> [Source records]
==========
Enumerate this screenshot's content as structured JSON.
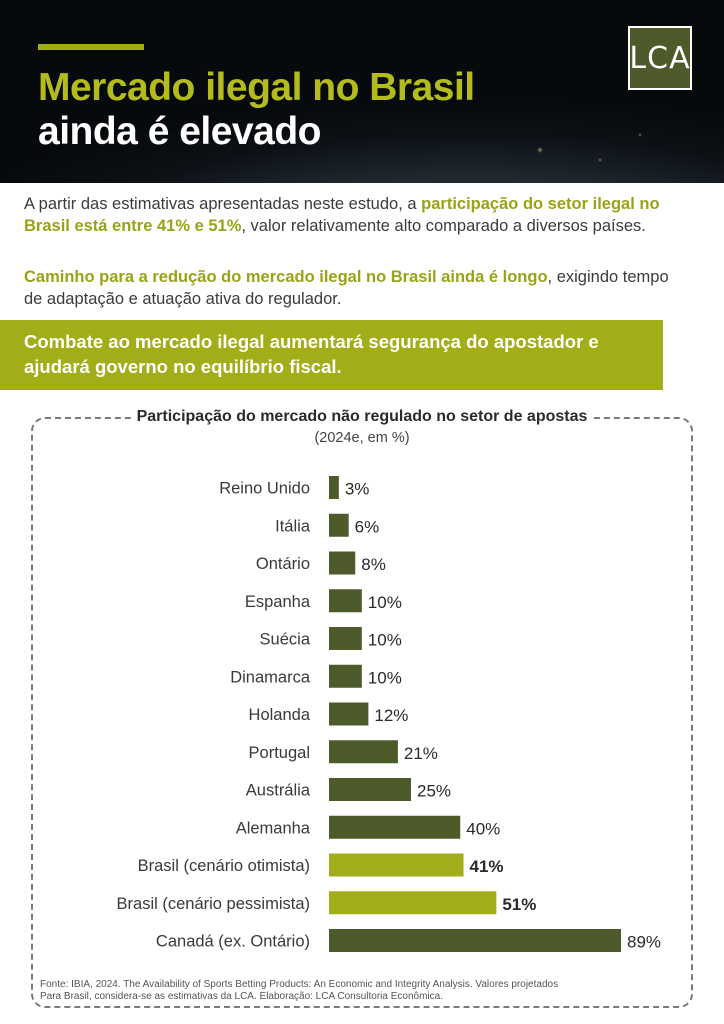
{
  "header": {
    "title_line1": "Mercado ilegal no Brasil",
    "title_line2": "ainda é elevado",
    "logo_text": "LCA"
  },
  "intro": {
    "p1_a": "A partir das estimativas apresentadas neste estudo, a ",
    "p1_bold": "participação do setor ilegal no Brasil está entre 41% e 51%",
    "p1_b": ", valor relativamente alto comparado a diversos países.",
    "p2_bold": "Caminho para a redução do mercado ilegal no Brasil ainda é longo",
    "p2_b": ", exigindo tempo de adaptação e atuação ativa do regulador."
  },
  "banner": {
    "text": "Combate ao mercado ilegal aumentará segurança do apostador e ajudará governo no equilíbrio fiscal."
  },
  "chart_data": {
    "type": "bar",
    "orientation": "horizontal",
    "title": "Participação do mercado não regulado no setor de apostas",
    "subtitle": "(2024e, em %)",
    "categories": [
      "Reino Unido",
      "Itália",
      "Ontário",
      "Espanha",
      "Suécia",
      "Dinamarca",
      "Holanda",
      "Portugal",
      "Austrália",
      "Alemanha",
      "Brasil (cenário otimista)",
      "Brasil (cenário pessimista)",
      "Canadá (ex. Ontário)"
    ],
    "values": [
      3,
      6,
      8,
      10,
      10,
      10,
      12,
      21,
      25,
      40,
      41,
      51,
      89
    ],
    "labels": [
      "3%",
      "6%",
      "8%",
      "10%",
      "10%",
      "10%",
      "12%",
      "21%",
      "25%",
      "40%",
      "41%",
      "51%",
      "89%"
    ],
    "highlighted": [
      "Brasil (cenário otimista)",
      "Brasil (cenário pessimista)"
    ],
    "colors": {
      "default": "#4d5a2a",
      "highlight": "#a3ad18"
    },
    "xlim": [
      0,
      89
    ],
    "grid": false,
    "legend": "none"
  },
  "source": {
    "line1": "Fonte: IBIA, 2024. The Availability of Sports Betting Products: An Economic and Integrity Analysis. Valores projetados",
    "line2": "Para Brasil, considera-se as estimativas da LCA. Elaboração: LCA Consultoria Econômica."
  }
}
==========
> [REQUIREMENT]
Quote the preceding listing precisely and completely, omitting its images.

> [FULL RESPONSE]
Enumerate this screenshot's content as structured JSON.
{
  "header": {
    "title_line1": "Mercado ilegal no Brasil",
    "title_line2": "ainda é elevado",
    "logo_text": "LCA"
  },
  "intro": {
    "p1_a": "A partir das estimativas apresentadas neste estudo, a ",
    "p1_bold": "participação do setor ilegal no Brasil está entre 41% e 51%",
    "p1_b": ", valor relativamente alto comparado a diversos países.",
    "p2_bold": "Caminho para a redução do mercado ilegal no Brasil ainda é longo",
    "p2_b": ", exigindo tempo de adaptação e atuação ativa do regulador."
  },
  "banner": {
    "text": "Combate ao mercado ilegal aumentará segurança do apostador e ajudará governo no equilíbrio fiscal."
  },
  "chart_data": {
    "type": "bar",
    "orientation": "horizontal",
    "title": "Participação do mercado não regulado no setor de apostas",
    "subtitle": "(2024e, em %)",
    "categories": [
      "Reino Unido",
      "Itália",
      "Ontário",
      "Espanha",
      "Suécia",
      "Dinamarca",
      "Holanda",
      "Portugal",
      "Austrália",
      "Alemanha",
      "Brasil (cenário otimista)",
      "Brasil (cenário pessimista)",
      "Canadá (ex. Ontário)"
    ],
    "values": [
      3,
      6,
      8,
      10,
      10,
      10,
      12,
      21,
      25,
      40,
      41,
      51,
      89
    ],
    "labels": [
      "3%",
      "6%",
      "8%",
      "10%",
      "10%",
      "10%",
      "12%",
      "21%",
      "25%",
      "40%",
      "41%",
      "51%",
      "89%"
    ],
    "highlighted": [
      "Brasil (cenário otimista)",
      "Brasil (cenário pessimista)"
    ],
    "colors": {
      "default": "#4d5a2a",
      "highlight": "#a3ad18"
    },
    "xlim": [
      0,
      89
    ],
    "grid": false,
    "legend": "none"
  },
  "source": {
    "line1": "Fonte: IBIA, 2024. The Availability of Sports Betting Products: An Economic and Integrity Analysis. Valores projetados",
    "line2": "Para Brasil, considera-se as estimativas da LCA. Elaboração: LCA Consultoria Econômica."
  }
}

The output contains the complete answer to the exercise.